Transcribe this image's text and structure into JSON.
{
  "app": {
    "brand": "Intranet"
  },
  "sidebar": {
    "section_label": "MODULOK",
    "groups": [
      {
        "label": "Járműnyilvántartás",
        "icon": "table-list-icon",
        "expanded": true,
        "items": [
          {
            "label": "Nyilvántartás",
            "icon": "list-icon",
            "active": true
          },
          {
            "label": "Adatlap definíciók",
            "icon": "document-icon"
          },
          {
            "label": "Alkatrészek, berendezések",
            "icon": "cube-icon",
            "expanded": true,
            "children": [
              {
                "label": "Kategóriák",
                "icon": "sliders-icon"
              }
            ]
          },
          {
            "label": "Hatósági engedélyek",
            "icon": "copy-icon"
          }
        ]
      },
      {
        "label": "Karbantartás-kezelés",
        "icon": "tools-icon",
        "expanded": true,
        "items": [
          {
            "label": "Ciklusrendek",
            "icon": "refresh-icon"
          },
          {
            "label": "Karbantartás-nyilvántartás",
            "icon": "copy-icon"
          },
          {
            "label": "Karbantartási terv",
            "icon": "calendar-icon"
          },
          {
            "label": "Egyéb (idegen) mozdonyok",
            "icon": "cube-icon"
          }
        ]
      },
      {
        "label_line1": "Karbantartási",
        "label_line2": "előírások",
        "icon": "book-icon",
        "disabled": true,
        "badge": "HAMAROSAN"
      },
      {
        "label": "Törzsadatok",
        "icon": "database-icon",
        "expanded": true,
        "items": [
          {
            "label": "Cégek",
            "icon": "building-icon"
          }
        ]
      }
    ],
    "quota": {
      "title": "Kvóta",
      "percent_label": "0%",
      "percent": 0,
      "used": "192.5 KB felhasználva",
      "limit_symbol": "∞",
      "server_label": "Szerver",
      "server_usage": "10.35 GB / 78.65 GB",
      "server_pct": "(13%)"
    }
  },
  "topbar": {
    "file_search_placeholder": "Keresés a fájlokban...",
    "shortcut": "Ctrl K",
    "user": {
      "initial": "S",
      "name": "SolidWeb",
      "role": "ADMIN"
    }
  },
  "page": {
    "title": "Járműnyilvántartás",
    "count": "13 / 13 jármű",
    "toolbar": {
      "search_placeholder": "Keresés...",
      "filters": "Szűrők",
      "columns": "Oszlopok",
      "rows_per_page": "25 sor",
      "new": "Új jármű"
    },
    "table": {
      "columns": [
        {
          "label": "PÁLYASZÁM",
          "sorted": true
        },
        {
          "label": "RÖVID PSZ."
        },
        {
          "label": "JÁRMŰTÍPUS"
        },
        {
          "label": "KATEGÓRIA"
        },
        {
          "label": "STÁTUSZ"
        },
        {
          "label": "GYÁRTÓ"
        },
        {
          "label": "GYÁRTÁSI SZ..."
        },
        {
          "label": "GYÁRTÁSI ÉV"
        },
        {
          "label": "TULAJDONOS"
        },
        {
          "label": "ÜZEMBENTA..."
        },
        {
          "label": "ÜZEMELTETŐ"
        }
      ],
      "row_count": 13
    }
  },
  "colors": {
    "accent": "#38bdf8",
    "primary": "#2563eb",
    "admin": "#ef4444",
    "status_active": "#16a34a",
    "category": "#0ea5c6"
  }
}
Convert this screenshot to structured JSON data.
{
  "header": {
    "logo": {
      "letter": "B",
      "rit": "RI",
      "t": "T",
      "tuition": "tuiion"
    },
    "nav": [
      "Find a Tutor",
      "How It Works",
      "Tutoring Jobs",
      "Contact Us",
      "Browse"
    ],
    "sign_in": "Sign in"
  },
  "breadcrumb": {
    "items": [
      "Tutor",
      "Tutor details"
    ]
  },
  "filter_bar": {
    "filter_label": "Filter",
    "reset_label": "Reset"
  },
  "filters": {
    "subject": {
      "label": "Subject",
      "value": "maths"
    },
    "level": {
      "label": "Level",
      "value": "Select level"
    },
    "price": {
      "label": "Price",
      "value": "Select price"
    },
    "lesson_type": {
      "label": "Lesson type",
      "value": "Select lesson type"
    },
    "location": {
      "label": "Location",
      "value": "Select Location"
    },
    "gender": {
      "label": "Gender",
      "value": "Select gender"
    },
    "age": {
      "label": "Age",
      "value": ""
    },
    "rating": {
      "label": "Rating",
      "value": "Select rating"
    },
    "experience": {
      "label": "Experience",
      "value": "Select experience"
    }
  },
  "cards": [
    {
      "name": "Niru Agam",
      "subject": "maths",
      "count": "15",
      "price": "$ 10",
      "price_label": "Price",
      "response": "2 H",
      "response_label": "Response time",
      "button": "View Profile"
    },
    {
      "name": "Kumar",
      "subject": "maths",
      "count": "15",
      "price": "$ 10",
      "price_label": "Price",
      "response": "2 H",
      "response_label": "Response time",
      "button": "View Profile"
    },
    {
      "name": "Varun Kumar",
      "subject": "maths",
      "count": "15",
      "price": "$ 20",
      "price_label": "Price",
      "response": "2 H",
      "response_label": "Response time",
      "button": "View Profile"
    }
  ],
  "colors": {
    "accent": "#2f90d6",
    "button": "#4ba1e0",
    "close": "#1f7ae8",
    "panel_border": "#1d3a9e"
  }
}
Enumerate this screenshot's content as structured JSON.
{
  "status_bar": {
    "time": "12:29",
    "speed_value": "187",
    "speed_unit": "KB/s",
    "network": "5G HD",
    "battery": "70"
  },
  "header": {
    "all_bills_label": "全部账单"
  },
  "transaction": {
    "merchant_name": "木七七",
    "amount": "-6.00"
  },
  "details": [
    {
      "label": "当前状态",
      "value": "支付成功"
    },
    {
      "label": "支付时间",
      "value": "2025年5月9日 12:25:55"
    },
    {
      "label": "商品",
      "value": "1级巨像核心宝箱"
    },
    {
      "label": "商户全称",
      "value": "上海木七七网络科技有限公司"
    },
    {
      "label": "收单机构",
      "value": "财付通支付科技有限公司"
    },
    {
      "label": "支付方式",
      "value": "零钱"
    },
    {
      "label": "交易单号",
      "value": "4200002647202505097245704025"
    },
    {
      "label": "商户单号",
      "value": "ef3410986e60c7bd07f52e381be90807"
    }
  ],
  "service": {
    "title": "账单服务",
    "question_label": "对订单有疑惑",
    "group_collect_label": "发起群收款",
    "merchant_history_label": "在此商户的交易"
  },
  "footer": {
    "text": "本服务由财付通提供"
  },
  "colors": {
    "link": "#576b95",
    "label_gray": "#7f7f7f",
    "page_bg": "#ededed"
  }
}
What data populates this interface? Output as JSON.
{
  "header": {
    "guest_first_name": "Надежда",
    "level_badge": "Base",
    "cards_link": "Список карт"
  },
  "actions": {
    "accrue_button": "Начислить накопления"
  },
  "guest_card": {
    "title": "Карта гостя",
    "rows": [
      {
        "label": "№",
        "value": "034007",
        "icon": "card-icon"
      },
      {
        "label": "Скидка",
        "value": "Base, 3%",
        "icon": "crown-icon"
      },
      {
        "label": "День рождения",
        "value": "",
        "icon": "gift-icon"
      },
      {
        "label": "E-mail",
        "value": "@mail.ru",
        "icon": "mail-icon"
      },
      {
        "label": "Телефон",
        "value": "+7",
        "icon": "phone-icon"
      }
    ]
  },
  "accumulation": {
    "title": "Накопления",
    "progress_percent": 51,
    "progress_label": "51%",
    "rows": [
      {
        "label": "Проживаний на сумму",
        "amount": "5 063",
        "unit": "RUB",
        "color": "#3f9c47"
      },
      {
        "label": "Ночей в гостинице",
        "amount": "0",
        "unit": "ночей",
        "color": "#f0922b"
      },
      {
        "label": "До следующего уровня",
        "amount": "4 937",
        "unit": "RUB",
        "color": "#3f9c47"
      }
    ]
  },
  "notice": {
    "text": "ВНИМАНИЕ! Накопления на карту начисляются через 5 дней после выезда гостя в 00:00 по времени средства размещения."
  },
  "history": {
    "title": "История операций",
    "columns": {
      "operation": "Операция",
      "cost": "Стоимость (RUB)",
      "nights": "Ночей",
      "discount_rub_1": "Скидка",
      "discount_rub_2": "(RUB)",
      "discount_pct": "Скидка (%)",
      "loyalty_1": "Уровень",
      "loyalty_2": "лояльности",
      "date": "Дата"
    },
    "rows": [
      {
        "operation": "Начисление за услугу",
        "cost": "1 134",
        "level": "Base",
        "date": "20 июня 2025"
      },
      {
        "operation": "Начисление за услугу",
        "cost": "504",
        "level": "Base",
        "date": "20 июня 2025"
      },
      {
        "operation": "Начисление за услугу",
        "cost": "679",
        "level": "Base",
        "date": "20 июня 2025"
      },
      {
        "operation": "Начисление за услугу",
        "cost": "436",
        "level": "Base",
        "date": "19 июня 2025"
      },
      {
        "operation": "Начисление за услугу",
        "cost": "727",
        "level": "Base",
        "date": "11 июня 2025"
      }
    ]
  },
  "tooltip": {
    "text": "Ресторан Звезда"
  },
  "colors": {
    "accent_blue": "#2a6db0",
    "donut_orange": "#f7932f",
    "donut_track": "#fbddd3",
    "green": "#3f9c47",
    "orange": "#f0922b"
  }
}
● ● ● ● ●
▶ [Given task]:
Locate the string "GYÁRTÁSI" in the listing above and copy every line where it occurs.

▶ [Response to this task]:
          "label": "GYÁRTÁSI SZ..."
          "label": "GYÁRTÁSI ÉV"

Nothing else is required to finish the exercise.